Stored data:
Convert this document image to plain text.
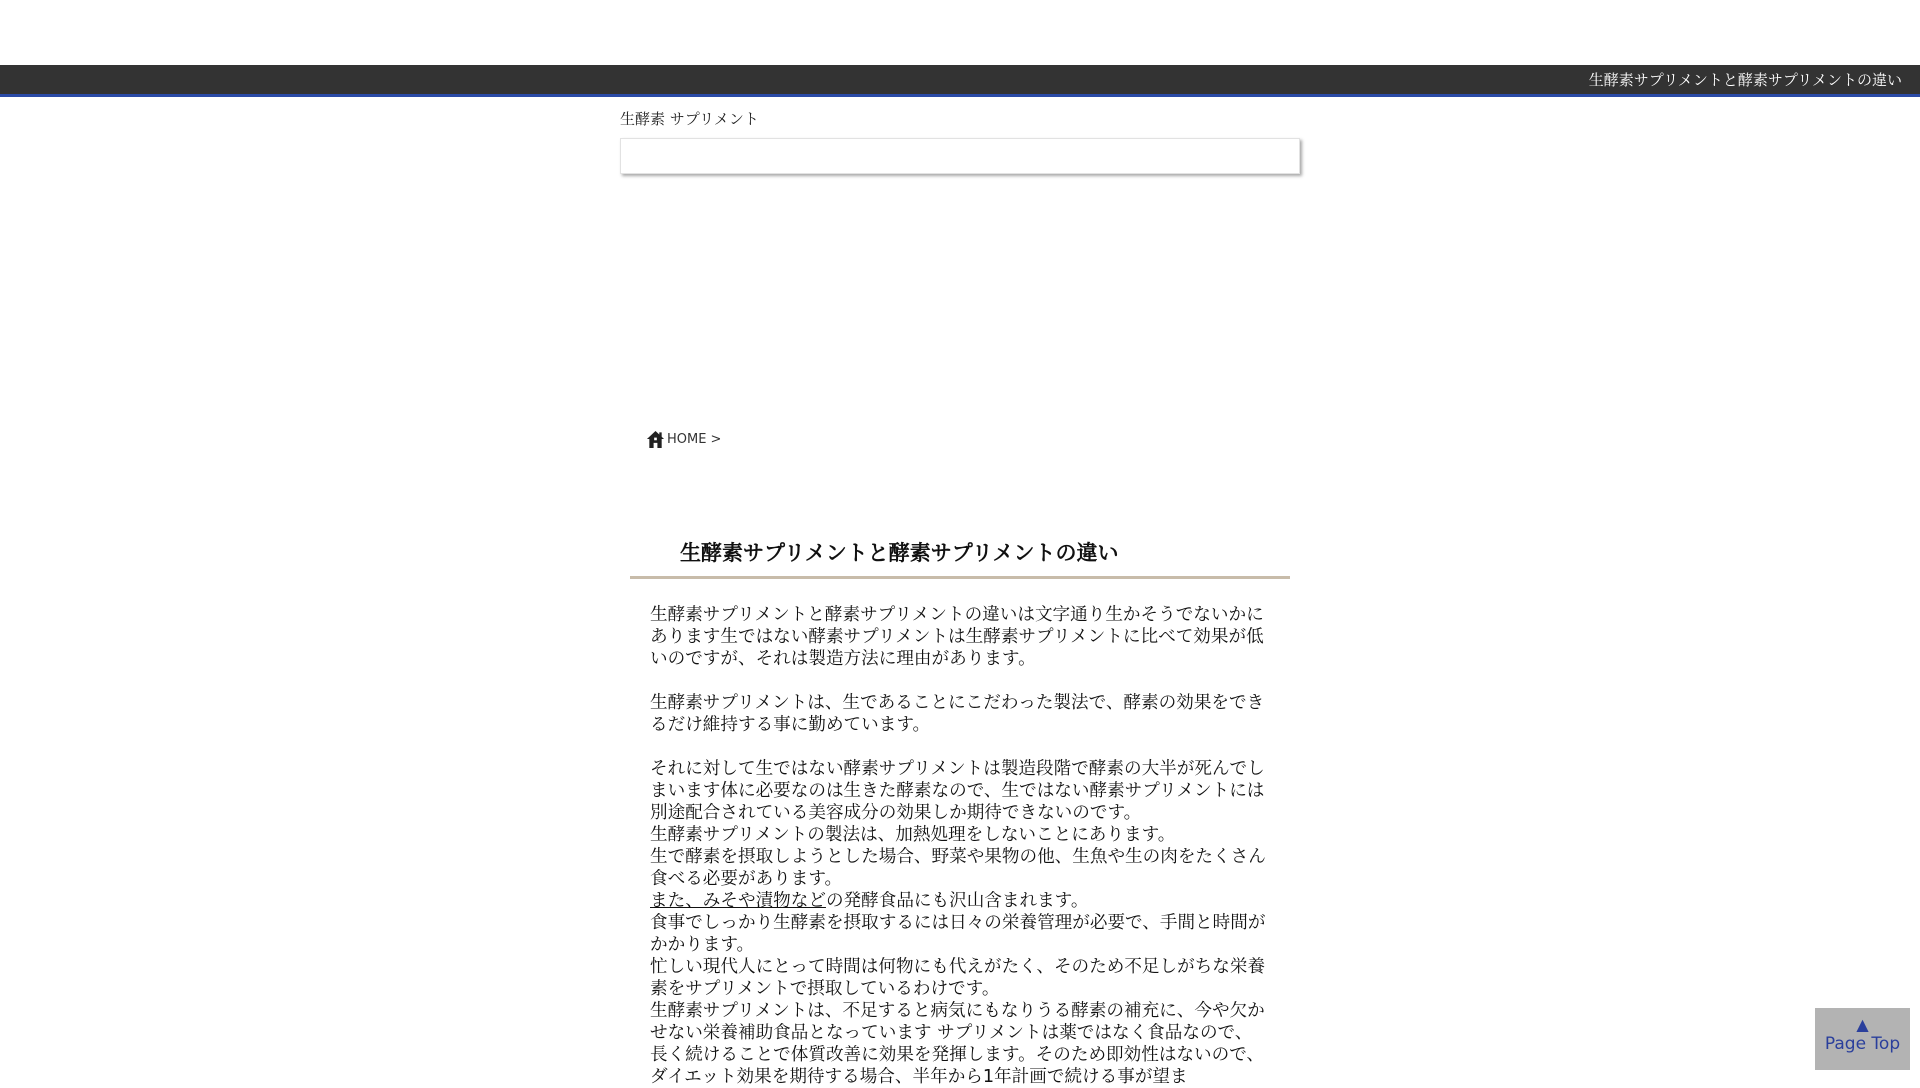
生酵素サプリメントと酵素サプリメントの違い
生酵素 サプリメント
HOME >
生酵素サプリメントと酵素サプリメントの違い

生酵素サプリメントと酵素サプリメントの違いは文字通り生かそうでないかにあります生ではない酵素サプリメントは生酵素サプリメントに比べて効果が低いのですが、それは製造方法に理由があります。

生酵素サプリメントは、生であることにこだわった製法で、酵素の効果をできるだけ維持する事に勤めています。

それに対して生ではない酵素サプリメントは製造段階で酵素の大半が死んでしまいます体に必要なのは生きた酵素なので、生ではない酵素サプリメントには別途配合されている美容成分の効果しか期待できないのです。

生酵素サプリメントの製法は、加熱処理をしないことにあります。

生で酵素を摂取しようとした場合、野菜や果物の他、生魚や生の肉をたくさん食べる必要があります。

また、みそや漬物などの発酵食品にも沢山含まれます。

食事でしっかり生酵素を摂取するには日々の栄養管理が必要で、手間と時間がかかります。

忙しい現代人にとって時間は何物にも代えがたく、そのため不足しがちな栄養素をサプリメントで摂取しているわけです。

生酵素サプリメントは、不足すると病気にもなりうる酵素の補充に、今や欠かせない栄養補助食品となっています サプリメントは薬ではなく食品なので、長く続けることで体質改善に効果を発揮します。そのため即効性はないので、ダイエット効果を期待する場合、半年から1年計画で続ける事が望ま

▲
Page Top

Brief: In the lines above, locate the string "生酵素サプリメントは". Copy every line where it occurs.

Solution below:
生酵素サプリメントは、生であることにこだわった製法で、酵素の効果をできるだけ維持する事に勤めています。
生酵素サプリメントは、不足すると病気にもなりうる酵素の補充に、今や欠かせない栄養補助食品となっています サプリメントは薬ではなく食品なので、長く続けることで体質改善に効果を発揮します。そのため即効性はないので、ダイエット効果を期待する場合、半年から1年計画で続ける事が望ま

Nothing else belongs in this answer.